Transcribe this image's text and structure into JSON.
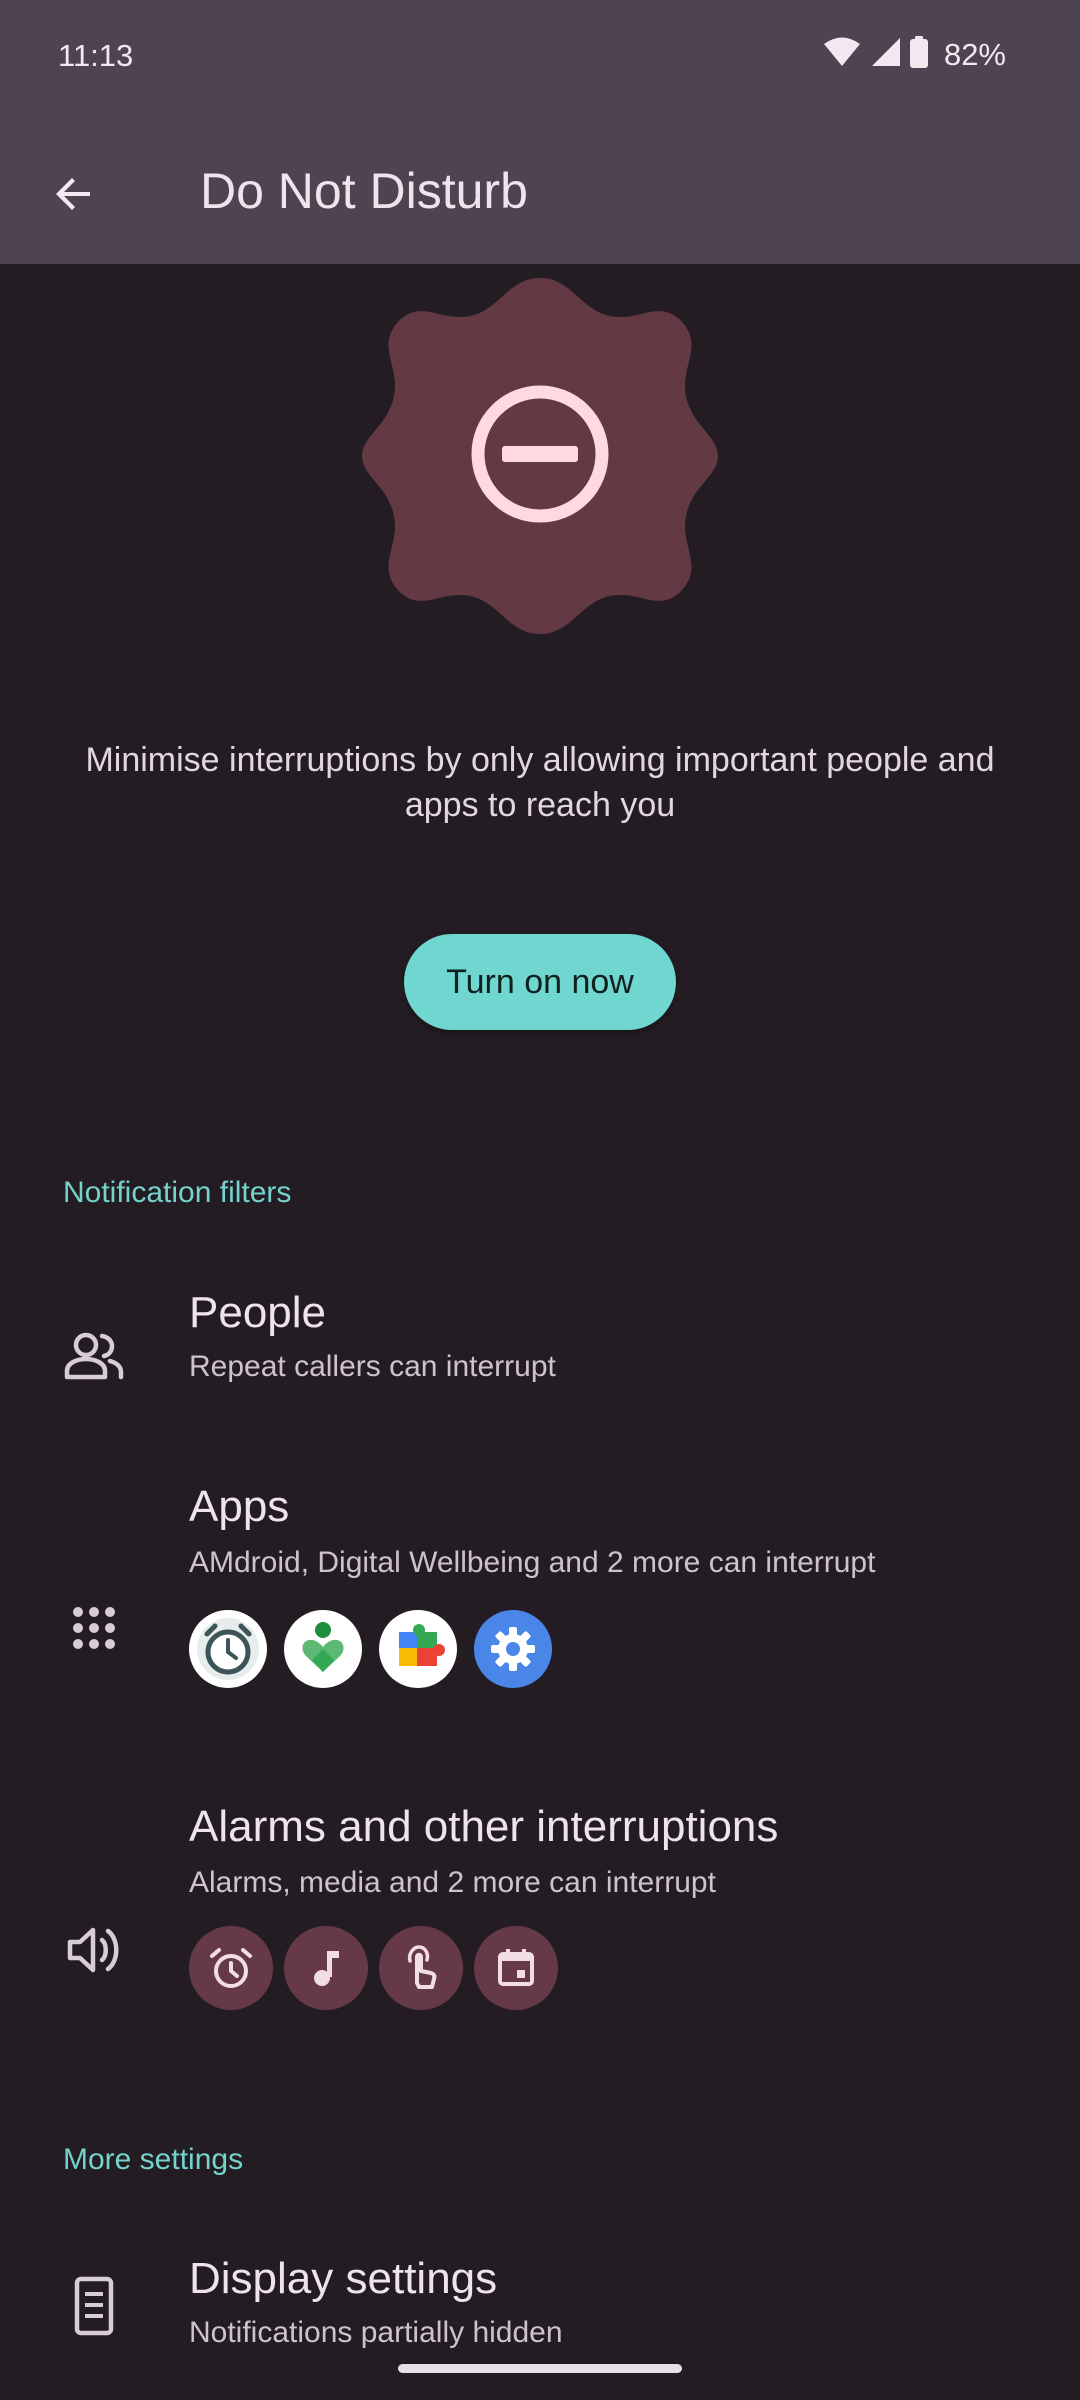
{
  "status_bar": {
    "time": "11:13",
    "battery": "82%",
    "icons": [
      "wifi-icon",
      "signal-icon",
      "battery-icon"
    ]
  },
  "app_bar": {
    "back_icon": "arrow-back-icon",
    "title": "Do Not Disturb"
  },
  "hero": {
    "icon": "do-not-disturb-icon",
    "description": "Minimise interruptions by only allowing important people and apps to reach you",
    "button_label": "Turn on now"
  },
  "notification_filters": {
    "header": "Notification filters",
    "people": {
      "icon": "people-icon",
      "title": "People",
      "subtitle": "Repeat callers can interrupt"
    },
    "apps": {
      "icon": "apps-grid-icon",
      "title": "Apps",
      "subtitle": "AMdroid, Digital Wellbeing and 2 more can interrupt",
      "app_icons": [
        "amdroid-app-icon",
        "digital-wellbeing-app-icon",
        "google-play-services-app-icon",
        "settings-app-icon"
      ]
    },
    "alarms": {
      "icon": "volume-icon",
      "title": "Alarms and other interruptions",
      "subtitle": "Alarms, media and 2 more can interrupt",
      "category_icons": [
        "alarm-icon",
        "music-note-icon",
        "touch-icon",
        "event-icon"
      ]
    }
  },
  "more_settings": {
    "header": "More settings",
    "display": {
      "icon": "display-icon",
      "title": "Display settings",
      "subtitle": "Notifications partially hidden"
    }
  },
  "colors": {
    "background": "#231d23",
    "app_bar": "#4d4351",
    "accent": "#6fd6d0",
    "section_header": "#74d3cc",
    "badge": "#633943",
    "badge_icon": "#ffd9e2",
    "chip": "#653a46"
  }
}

* * *

■ **Work required**
Reproduce the material above verbatim; omit every picture.

■ **Full solution**
Transcribe this image's text and structure into JSON.
{
  "status_bar": {
    "time": "11:13",
    "battery": "82%",
    "icons": [
      "wifi-icon",
      "signal-icon",
      "battery-icon"
    ]
  },
  "app_bar": {
    "back_icon": "arrow-back-icon",
    "title": "Do Not Disturb"
  },
  "hero": {
    "icon": "do-not-disturb-icon",
    "description": "Minimise interruptions by only allowing important people and apps to reach you",
    "button_label": "Turn on now"
  },
  "notification_filters": {
    "header": "Notification filters",
    "people": {
      "icon": "people-icon",
      "title": "People",
      "subtitle": "Repeat callers can interrupt"
    },
    "apps": {
      "icon": "apps-grid-icon",
      "title": "Apps",
      "subtitle": "AMdroid, Digital Wellbeing and 2 more can interrupt",
      "app_icons": [
        "amdroid-app-icon",
        "digital-wellbeing-app-icon",
        "google-play-services-app-icon",
        "settings-app-icon"
      ]
    },
    "alarms": {
      "icon": "volume-icon",
      "title": "Alarms and other interruptions",
      "subtitle": "Alarms, media and 2 more can interrupt",
      "category_icons": [
        "alarm-icon",
        "music-note-icon",
        "touch-icon",
        "event-icon"
      ]
    }
  },
  "more_settings": {
    "header": "More settings",
    "display": {
      "icon": "display-icon",
      "title": "Display settings",
      "subtitle": "Notifications partially hidden"
    }
  },
  "colors": {
    "background": "#231d23",
    "app_bar": "#4d4351",
    "accent": "#6fd6d0",
    "section_header": "#74d3cc",
    "badge": "#633943",
    "badge_icon": "#ffd9e2",
    "chip": "#653a46"
  }
}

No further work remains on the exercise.